*Exercise inputs:*
»»

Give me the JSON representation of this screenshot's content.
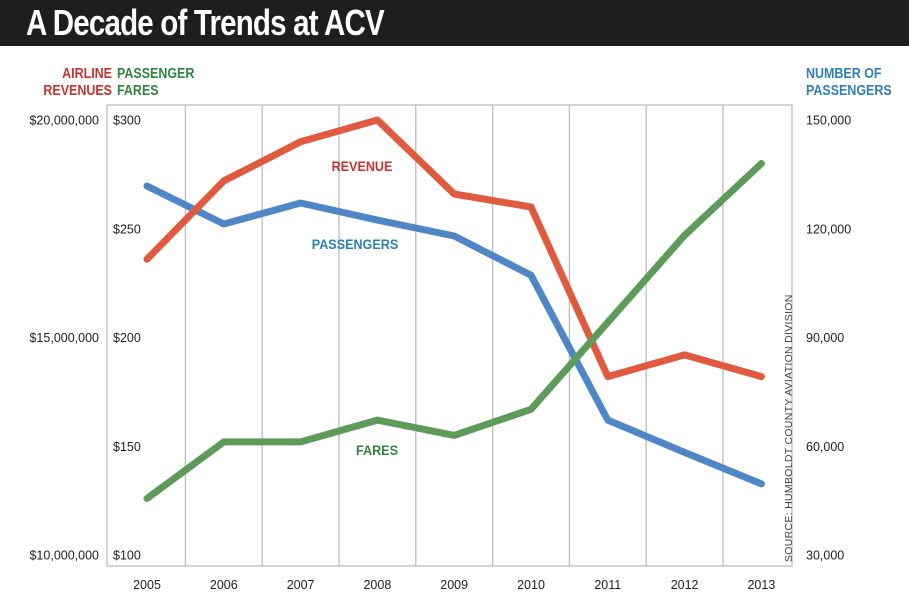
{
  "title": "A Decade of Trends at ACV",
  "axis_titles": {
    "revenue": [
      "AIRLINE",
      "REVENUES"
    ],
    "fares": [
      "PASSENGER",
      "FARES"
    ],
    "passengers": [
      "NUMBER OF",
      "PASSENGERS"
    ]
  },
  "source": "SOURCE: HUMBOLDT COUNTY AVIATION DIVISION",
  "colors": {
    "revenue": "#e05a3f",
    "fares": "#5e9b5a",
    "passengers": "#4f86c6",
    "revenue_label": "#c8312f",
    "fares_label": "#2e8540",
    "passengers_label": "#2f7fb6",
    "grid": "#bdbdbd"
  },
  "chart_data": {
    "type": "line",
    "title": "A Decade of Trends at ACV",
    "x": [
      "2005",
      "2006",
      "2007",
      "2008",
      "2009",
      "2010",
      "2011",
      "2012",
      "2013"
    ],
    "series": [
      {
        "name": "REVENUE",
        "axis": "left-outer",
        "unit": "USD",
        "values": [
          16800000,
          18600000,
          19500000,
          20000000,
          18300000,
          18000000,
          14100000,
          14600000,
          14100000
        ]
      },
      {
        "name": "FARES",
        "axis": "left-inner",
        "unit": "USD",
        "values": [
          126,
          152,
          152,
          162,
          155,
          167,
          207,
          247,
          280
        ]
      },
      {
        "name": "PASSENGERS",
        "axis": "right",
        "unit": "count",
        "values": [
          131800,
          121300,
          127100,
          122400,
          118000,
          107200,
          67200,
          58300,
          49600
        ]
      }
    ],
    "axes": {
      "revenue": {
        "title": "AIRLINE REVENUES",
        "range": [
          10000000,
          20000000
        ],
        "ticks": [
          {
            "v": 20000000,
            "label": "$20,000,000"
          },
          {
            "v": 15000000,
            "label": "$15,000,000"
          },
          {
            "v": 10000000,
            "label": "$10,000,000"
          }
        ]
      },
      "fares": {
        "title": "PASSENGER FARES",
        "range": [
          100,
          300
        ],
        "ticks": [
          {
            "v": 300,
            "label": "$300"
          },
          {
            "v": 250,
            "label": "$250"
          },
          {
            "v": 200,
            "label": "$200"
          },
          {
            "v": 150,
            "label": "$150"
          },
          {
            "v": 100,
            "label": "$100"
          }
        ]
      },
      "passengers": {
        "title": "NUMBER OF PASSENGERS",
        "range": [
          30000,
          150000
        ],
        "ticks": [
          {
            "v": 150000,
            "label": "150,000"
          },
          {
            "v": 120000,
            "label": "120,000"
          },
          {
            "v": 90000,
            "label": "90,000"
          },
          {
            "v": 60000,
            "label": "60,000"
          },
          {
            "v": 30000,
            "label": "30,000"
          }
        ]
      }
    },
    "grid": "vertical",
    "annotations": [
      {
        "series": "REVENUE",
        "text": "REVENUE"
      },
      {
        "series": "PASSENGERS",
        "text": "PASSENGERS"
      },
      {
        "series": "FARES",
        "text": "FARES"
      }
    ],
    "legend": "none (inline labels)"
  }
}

««
»»

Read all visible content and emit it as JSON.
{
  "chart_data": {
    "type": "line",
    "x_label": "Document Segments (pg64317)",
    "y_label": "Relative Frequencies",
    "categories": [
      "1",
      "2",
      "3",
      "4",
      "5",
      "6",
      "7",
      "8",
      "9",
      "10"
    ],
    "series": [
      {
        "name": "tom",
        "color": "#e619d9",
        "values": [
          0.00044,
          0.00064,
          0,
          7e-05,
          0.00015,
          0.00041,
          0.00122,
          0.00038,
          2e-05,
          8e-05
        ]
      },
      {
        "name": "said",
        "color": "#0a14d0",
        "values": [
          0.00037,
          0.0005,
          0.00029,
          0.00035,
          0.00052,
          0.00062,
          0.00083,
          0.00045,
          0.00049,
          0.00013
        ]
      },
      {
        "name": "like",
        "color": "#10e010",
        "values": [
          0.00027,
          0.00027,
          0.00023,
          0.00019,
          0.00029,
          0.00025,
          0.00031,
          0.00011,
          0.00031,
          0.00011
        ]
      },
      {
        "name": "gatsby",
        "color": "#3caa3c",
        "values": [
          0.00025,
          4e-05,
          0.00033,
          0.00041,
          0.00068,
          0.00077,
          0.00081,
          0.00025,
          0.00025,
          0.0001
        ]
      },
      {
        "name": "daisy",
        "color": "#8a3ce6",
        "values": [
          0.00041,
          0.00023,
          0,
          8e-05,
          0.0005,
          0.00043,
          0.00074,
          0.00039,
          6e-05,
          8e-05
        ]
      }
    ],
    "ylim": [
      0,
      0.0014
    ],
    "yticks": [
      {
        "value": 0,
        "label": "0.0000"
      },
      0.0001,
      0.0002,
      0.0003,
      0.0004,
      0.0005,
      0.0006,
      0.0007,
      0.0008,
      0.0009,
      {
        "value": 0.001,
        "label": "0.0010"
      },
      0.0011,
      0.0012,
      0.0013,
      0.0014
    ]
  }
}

««

*Task to complete:*
Select and copy every line of the listing with the word "Trends".

*Exercise response:*
  "title": "A Decade of Trends at ACV",
    "title": "A Decade of Trends at ACV",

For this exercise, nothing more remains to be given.